**WHAT TO DO**
Count the lines below that contain the word "以三短一长的手法放松并加热至小腿", and reply with only that number.

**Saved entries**
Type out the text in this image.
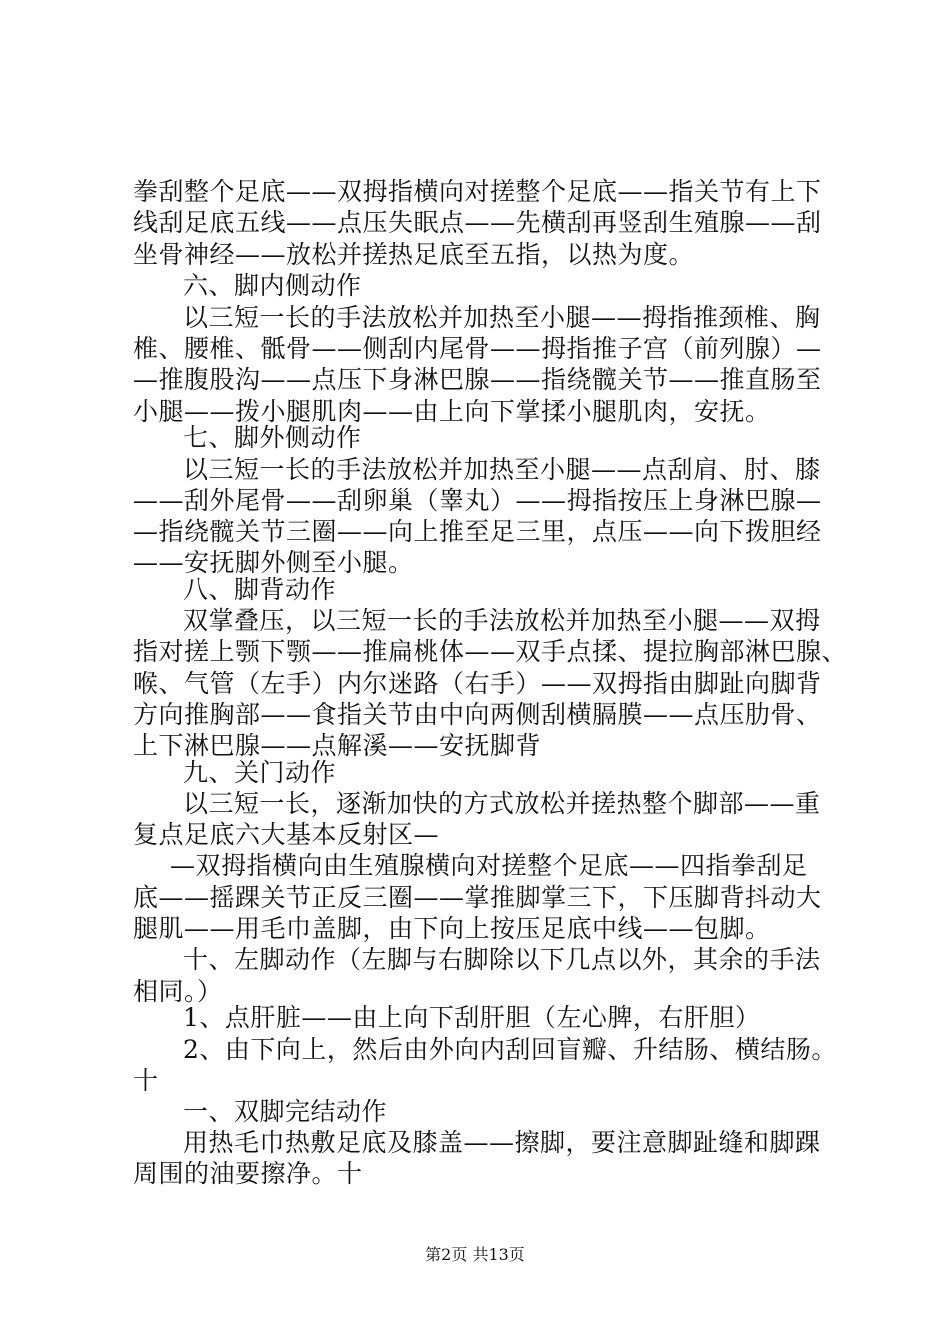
拳刮整个足底——双拇指横向对搓整个足底——指关节有上下
线刮足底五线——点压失眠点——先横刮再竖刮生殖腺——刮
坐骨神经——放松并搓热足底至五指，以热为度。
六、脚内侧动作
以三短一长的手法放松并加热至小腿——拇指推颈椎、胸
椎、腰椎、骶骨——侧刮内尾骨——拇指推子宫（前列腺）—
—推腹股沟——点压下身淋巴腺——指绕髋关节——推直肠至
小腿——拨小腿肌肉——由上向下掌揉小腿肌肉，安抚。
七、脚外侧动作
以三短一长的手法放松并加热至小腿——点刮肩、肘、膝
——刮外尾骨——刮卵巢（睾丸）——拇指按压上身淋巴腺—
—指绕髋关节三圈——向上推至足三里，点压——向下拨胆经
——安抚脚外侧至小腿。
八、脚背动作
双掌叠压，以三短一长的手法放松并加热至小腿——双拇
指对搓上颚下颚——推扁桃体——双手点揉、提拉胸部淋巴腺、
喉、气管（左手）内尔迷路（右手）——双拇指由脚趾向脚背
方向推胸部——食指关节由中向两侧刮横膈膜——点压肋骨、
上下淋巴腺——点解溪——安抚脚背
九、关门动作
以三短一长，逐渐加快的方式放松并搓热整个脚部——重
复点足底六大基本反射区—
—双拇指横向由生殖腺横向对搓整个足底——四指拳刮足
底——摇踝关节正反三圈——掌推脚掌三下，下压脚背抖动大
腿肌——用毛巾盖脚，由下向上按压足底中线——包脚。
十、左脚动作（左脚与右脚除以下几点以外，其余的手法
相同。）
1、点肝脏——由上向下刮肝胆（左心脾，右肝胆）
2、由下向上，然后由外向内刮回盲瓣、升结肠、横结肠。
十
一、双脚完结动作
用热毛巾热敷足底及膝盖——擦脚，要注意脚趾缝和脚踝
周围的油要擦净。十
第2页 共13页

**EXERCISE ANSWER**
3